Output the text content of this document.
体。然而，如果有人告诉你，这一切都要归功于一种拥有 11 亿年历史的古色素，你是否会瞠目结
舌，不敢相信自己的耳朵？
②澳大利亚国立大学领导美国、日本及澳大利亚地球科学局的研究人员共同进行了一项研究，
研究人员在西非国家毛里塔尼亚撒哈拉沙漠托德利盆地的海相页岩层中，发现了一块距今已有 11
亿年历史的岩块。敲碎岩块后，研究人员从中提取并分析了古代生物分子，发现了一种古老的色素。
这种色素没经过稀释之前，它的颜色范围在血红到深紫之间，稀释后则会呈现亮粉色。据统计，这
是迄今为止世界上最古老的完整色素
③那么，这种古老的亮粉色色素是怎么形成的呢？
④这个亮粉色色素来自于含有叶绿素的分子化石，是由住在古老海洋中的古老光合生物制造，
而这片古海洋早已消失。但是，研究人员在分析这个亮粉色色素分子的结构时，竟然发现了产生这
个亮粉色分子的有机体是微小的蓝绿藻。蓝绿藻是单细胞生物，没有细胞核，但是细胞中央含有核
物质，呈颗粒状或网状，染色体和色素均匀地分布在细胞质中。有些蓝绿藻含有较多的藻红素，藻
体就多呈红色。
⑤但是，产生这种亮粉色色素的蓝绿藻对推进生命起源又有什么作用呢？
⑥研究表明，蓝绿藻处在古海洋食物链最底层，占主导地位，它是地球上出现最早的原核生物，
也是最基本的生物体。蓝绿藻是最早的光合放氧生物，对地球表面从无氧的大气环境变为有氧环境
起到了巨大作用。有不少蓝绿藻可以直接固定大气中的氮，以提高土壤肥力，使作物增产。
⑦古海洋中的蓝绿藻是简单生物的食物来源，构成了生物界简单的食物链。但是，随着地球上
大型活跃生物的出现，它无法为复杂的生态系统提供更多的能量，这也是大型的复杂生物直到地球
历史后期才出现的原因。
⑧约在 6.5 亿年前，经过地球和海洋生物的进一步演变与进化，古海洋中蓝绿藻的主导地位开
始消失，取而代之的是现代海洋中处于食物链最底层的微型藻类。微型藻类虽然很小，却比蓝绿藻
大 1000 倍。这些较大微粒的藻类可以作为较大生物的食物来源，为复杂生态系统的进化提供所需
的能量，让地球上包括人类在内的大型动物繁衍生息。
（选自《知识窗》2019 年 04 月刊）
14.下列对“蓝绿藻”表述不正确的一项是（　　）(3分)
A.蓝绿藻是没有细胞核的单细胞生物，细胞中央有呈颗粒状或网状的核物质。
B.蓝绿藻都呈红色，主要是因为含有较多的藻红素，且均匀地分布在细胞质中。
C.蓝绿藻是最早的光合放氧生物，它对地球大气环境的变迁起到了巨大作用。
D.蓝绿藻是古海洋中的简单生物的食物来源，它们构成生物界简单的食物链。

YOUR INSTRUCTIONS - Restate each record word for word.

RESPONSE TO THE EXERCISE -
Output the text content of this document.
体。然而，如果有人告诉你，这一切都要归功于一种拥有 11 亿年历史的古色素，你是否会瞠目结
舌，不敢相信自己的耳朵？
②澳大利亚国立大学领导美国、日本及澳大利亚地球科学局的研究人员共同进行了一项研究，
研究人员在西非国家毛里塔尼亚撒哈拉沙漠托德利盆地的海相页岩层中，发现了一块距今已有 11
亿年历史的岩块。敲碎岩块后，研究人员从中提取并分析了古代生物分子，发现了一种古老的色素。
这种色素没经过稀释之前，它的颜色范围在血红到深紫之间，稀释后则会呈现亮粉色。据统计，这
是迄今为止世界上最古老的完整色素
③那么，这种古老的亮粉色色素是怎么形成的呢？
④这个亮粉色色素来自于含有叶绿素的分子化石，是由住在古老海洋中的古老光合生物制造，
而这片古海洋早已消失。但是，研究人员在分析这个亮粉色色素分子的结构时，竟然发现了产生这
个亮粉色分子的有机体是微小的蓝绿藻。蓝绿藻是单细胞生物，没有细胞核，但是细胞中央含有核
物质，呈颗粒状或网状，染色体和色素均匀地分布在细胞质中。有些蓝绿藻含有较多的藻红素，藻
体就多呈红色。
⑤但是，产生这种亮粉色色素的蓝绿藻对推进生命起源又有什么作用呢？
⑥研究表明，蓝绿藻处在古海洋食物链最底层，占主导地位，它是地球上出现最早的原核生物，
也是最基本的生物体。蓝绿藻是最早的光合放氧生物，对地球表面从无氧的大气环境变为有氧环境
起到了巨大作用。有不少蓝绿藻可以直接固定大气中的氮，以提高土壤肥力，使作物增产。
⑦古海洋中的蓝绿藻是简单生物的食物来源，构成了生物界简单的食物链。但是，随着地球上
大型活跃生物的出现，它无法为复杂的生态系统提供更多的能量，这也是大型的复杂生物直到地球
历史后期才出现的原因。
⑧约在 6.5 亿年前，经过地球和海洋生物的进一步演变与进化，古海洋中蓝绿藻的主导地位开
始消失，取而代之的是现代海洋中处于食物链最底层的微型藻类。微型藻类虽然很小，却比蓝绿藻
大 1000 倍。这些较大微粒的藻类可以作为较大生物的食物来源，为复杂生态系统的进化提供所需
的能量，让地球上包括人类在内的大型动物繁衍生息。
（选自《知识窗》2019 年 04 月刊）
14.下列对“蓝绿藻”表述不正确的一项是（　　）(3分)
A.蓝绿藻是没有细胞核的单细胞生物，细胞中央有呈颗粒状或网状的核物质。
B.蓝绿藻都呈红色，主要是因为含有较多的藻红素，且均匀地分布在细胞质中。
C.蓝绿藻是最早的光合放氧生物，它对地球大气环境的变迁起到了巨大作用。
D.蓝绿藻是古海洋中的简单生物的食物来源，它们构成生物界简单的食物链。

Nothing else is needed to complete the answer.